• TASK DIRECTIONS
Show each line of the data below that has the string "Retificação" in it.

....

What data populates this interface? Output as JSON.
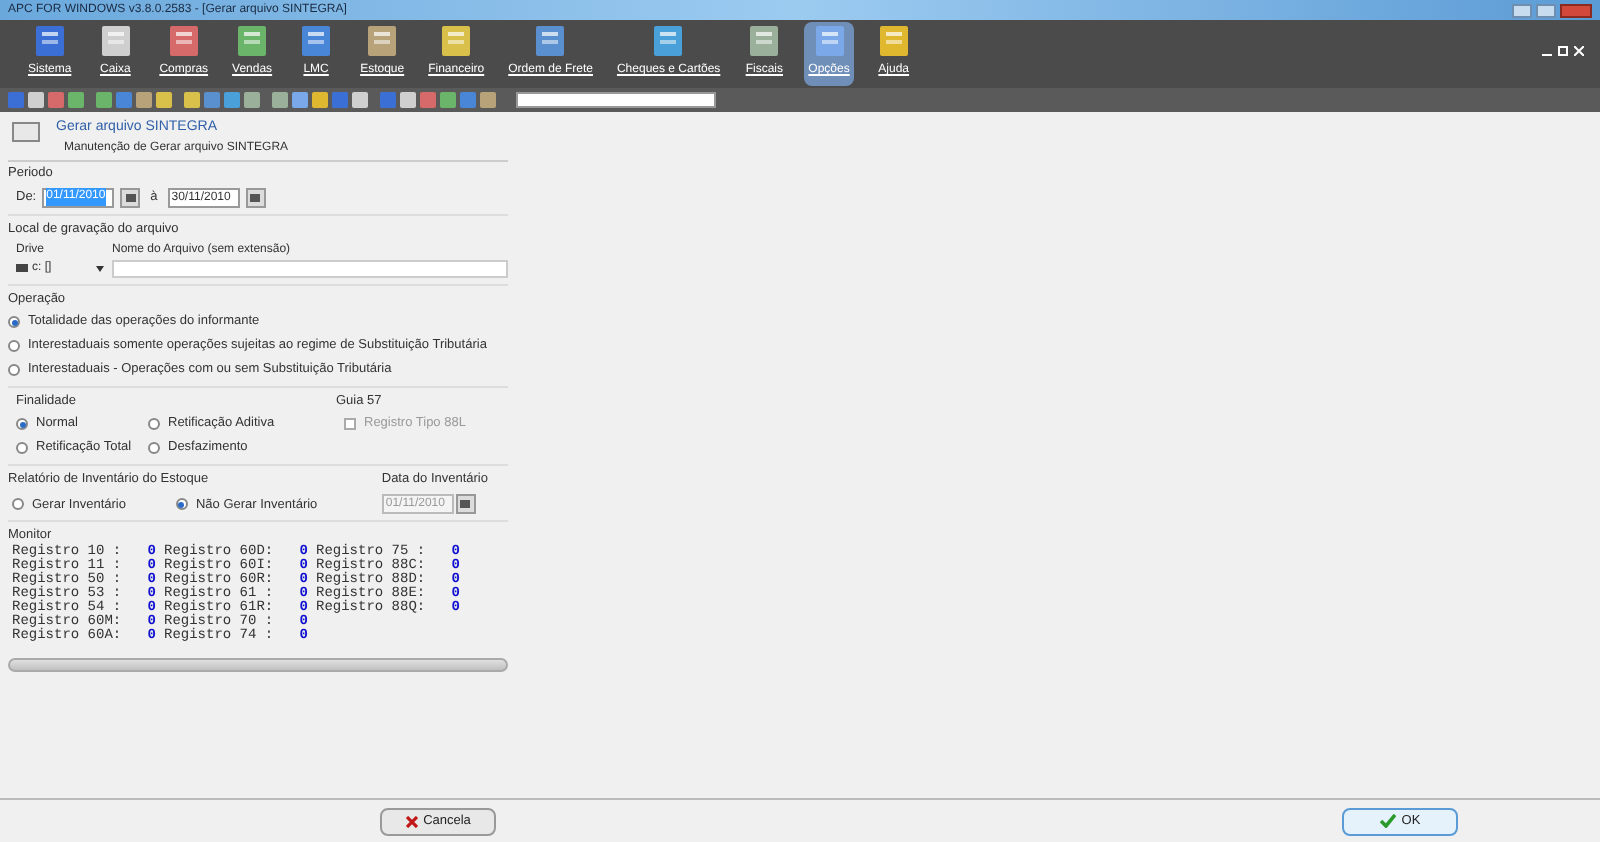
{
  "window": {
    "title": "APC FOR WINDOWS v3.8.0.2583 - [Gerar arquivo SINTEGRA]"
  },
  "menu": [
    {
      "label": "Sistema",
      "selected": false
    },
    {
      "label": "Caixa",
      "selected": false
    },
    {
      "label": "Compras",
      "selected": false
    },
    {
      "label": "Vendas",
      "selected": false
    },
    {
      "label": "LMC",
      "selected": false
    },
    {
      "label": "Estoque",
      "selected": false
    },
    {
      "label": "Financeiro",
      "selected": false
    },
    {
      "label": "Ordem de Frete",
      "selected": false
    },
    {
      "label": "Cheques e Cartões",
      "selected": false
    },
    {
      "label": "Fiscais",
      "selected": false
    },
    {
      "label": "Opções",
      "selected": true
    },
    {
      "label": "Ajuda",
      "selected": false
    }
  ],
  "form": {
    "title": "Gerar arquivo SINTEGRA",
    "subtitle": "Manutenção de Gerar arquivo SINTEGRA"
  },
  "periodo": {
    "label": "Periodo",
    "from_label": "De:",
    "from": "01/11/2010",
    "from_selected": true,
    "to_label": "à",
    "to": "30/11/2010"
  },
  "local": {
    "label": "Local de gravação do arquivo",
    "drive_label": "Drive",
    "drive": "c: []",
    "file_label": "Nome do Arquivo (sem extensão)"
  },
  "operacao": {
    "label": "Operação",
    "options": [
      {
        "label": "Totalidade das operações do informante",
        "selected": true
      },
      {
        "label": "Interestaduais somente operações sujeitas ao regime de Substituição Tributária",
        "selected": false
      },
      {
        "label": "Interestaduais - Operações com ou sem Substituição Tributária",
        "selected": false
      }
    ]
  },
  "finalidade": {
    "label": "Finalidade",
    "options": [
      {
        "label": "Normal",
        "selected": true
      },
      {
        "label": "Retificação Total",
        "selected": false
      },
      {
        "label": "Retificação Aditiva",
        "selected": false
      },
      {
        "label": "Desfazimento",
        "selected": false
      }
    ]
  },
  "guia": {
    "label": "Guia 57",
    "checkbox": {
      "label": "Registro Tipo 88L",
      "checked": false,
      "disabled": true
    }
  },
  "inventario": {
    "label": "Relatório de Inventário do Estoque",
    "options": [
      {
        "label": "Gerar Inventário",
        "selected": false
      },
      {
        "label": "Não Gerar Inventário",
        "selected": true
      }
    ],
    "date_label": "Data do Inventário",
    "date": "01/11/2010",
    "date_disabled": true
  },
  "monitor": {
    "label": "Monitor",
    "columns": [
      [
        {
          "name": "Registro 10 :",
          "value": "0"
        },
        {
          "name": "Registro 11 :",
          "value": "0"
        },
        {
          "name": "Registro 50 :",
          "value": "0"
        },
        {
          "name": "Registro 53 :",
          "value": "0"
        },
        {
          "name": "Registro 54 :",
          "value": "0"
        },
        {
          "name": "Registro 60M:",
          "value": "0"
        },
        {
          "name": "Registro 60A:",
          "value": "0"
        }
      ],
      [
        {
          "name": "Registro 60D:",
          "value": "0"
        },
        {
          "name": "Registro 60I:",
          "value": "0"
        },
        {
          "name": "Registro 60R:",
          "value": "0"
        },
        {
          "name": "Registro 61 :",
          "value": "0"
        },
        {
          "name": "Registro 61R:",
          "value": "0"
        },
        {
          "name": "Registro 70 :",
          "value": "0"
        },
        {
          "name": "Registro 74 :",
          "value": "0"
        }
      ],
      [
        {
          "name": "Registro 75 :",
          "value": "0"
        },
        {
          "name": "Registro 88C:",
          "value": "0"
        },
        {
          "name": "Registro 88D:",
          "value": "0"
        },
        {
          "name": "Registro 88E:",
          "value": "0"
        },
        {
          "name": "Registro 88Q:",
          "value": "0"
        }
      ]
    ]
  },
  "progress": {
    "level": 0
  },
  "buttons": [
    {
      "label": "Cancela",
      "kind": "cancel"
    },
    {
      "label": "OK",
      "kind": "ok"
    }
  ]
}
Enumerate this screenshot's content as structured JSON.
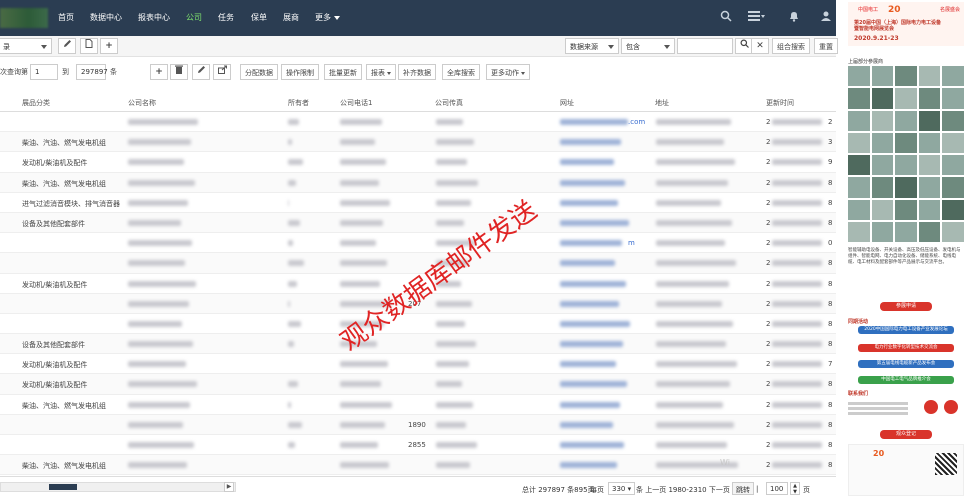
{
  "nav": {
    "items": [
      {
        "label": "首页",
        "active": false
      },
      {
        "label": "数据中心",
        "active": false
      },
      {
        "label": "报表中心",
        "active": false
      },
      {
        "label": "公司",
        "active": true
      },
      {
        "label": "任务",
        "active": false
      },
      {
        "label": "保单",
        "active": false
      },
      {
        "label": "展商",
        "active": false
      },
      {
        "label": "更多",
        "active": false
      }
    ]
  },
  "toolbar1": {
    "left_select": "录",
    "filter_field": "数据来源",
    "filter_op": "包含",
    "filter_value": "",
    "combo_search": "组合搜索",
    "reset": "重置"
  },
  "toolbar2": {
    "query_label": "次查询第",
    "from_value": "1",
    "to_label": "到",
    "to_value": "297897",
    "unit_label": "条",
    "actions": [
      "分配数据",
      "操作限制",
      "批量更新",
      "报表",
      "补齐数据",
      "全库搜索",
      "更多动作"
    ]
  },
  "table": {
    "columns": [
      "展品分类",
      "公司名称",
      "所有者",
      "公司电话1",
      "公司传真",
      "网址",
      "地址",
      "更新时间"
    ],
    "rows": [
      {
        "category": "",
        "fax": "",
        "url": ".com",
        "date": "2",
        "tail": "2"
      },
      {
        "category": "柴油、汽油、燃气发电机组",
        "fax": "",
        "url": "",
        "date": "2",
        "tail": "3"
      },
      {
        "category": "发动机/柴油机及配件",
        "fax": "",
        "url": "",
        "date": "2",
        "tail": "9"
      },
      {
        "category": "柴油、汽油、燃气发电机组",
        "fax": "",
        "url": "",
        "date": "2",
        "tail": "8"
      },
      {
        "category": "进气过滤消音模块、排气消音器",
        "fax": "",
        "url": "",
        "date": "2",
        "tail": "8"
      },
      {
        "category": "设备及其他配套部件",
        "fax": "",
        "url": "",
        "date": "2",
        "tail": "8"
      },
      {
        "category": "",
        "fax": "",
        "url": "m",
        "date": "2",
        "tail": "0"
      },
      {
        "category": "",
        "fax": "",
        "url": "",
        "date": "2",
        "tail": "8"
      },
      {
        "category": "发动机/柴油机及配件",
        "fax": "",
        "url": "",
        "date": "2",
        "tail": "8"
      },
      {
        "category": "",
        "fax": "207",
        "url": "",
        "date": "2",
        "tail": "8"
      },
      {
        "category": "",
        "fax": "",
        "url": "",
        "date": "2",
        "tail": "8"
      },
      {
        "category": "设备及其他配套部件",
        "fax": "",
        "url": "",
        "date": "2",
        "tail": "8"
      },
      {
        "category": "发动机/柴油机及配件",
        "fax": "",
        "url": "",
        "date": "2",
        "tail": "7"
      },
      {
        "category": "发动机/柴油机及配件",
        "fax": "",
        "url": "",
        "date": "2",
        "tail": "8"
      },
      {
        "category": "柴油、汽油、燃气发电机组",
        "fax": "",
        "url": "",
        "date": "2",
        "tail": "8"
      },
      {
        "category": "",
        "fax": "1890",
        "url": "",
        "date": "2",
        "tail": "8"
      },
      {
        "category": "",
        "fax": "2855",
        "url": "",
        "date": "2",
        "tail": "8"
      },
      {
        "category": "柴油、汽油、燃气发电机组",
        "fax": "",
        "url": "",
        "date": "2",
        "tail": "8"
      }
    ]
  },
  "watermark": "观众数据库邮件发送",
  "pagination": {
    "summary": "总计 297897 条895页",
    "per_page_label": "每页",
    "per_page": "330",
    "nav_text": "条 上一页  1980-2310  下一页",
    "jump": "跳转",
    "page_value": "100",
    "page_unit": "页"
  },
  "win_watermark": "Wi",
  "ad": {
    "brand": "中国电工",
    "number": "20",
    "tag": "名展盛会",
    "title": "第20届中国（上海）国际电力电工设备暨智能电网展览会",
    "date": "2020.9.21-23",
    "subtitle": "上届部分参展商",
    "paragraph": "智能辅助电设备、开关设备、高压及低压设备、发电机与组件、智能电网、电力自动化设备、储能系统、电线电缆、电工材料及配套部件等产品展示与交流平台。",
    "register": "参展申请",
    "section1": "同期活动",
    "links": [
      "2020中国国际电力电工设备产业发展论坛",
      "电力行业数字化转型技术交流会",
      "第五届电线电缆新产品发布会",
      "中国电工电气品牌推介会"
    ],
    "section2": "联系我们",
    "visit": "观众登记"
  }
}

....

• FULL ANSWER
        "label": "Retificação Total",
        "label": "Retificação Aditiva",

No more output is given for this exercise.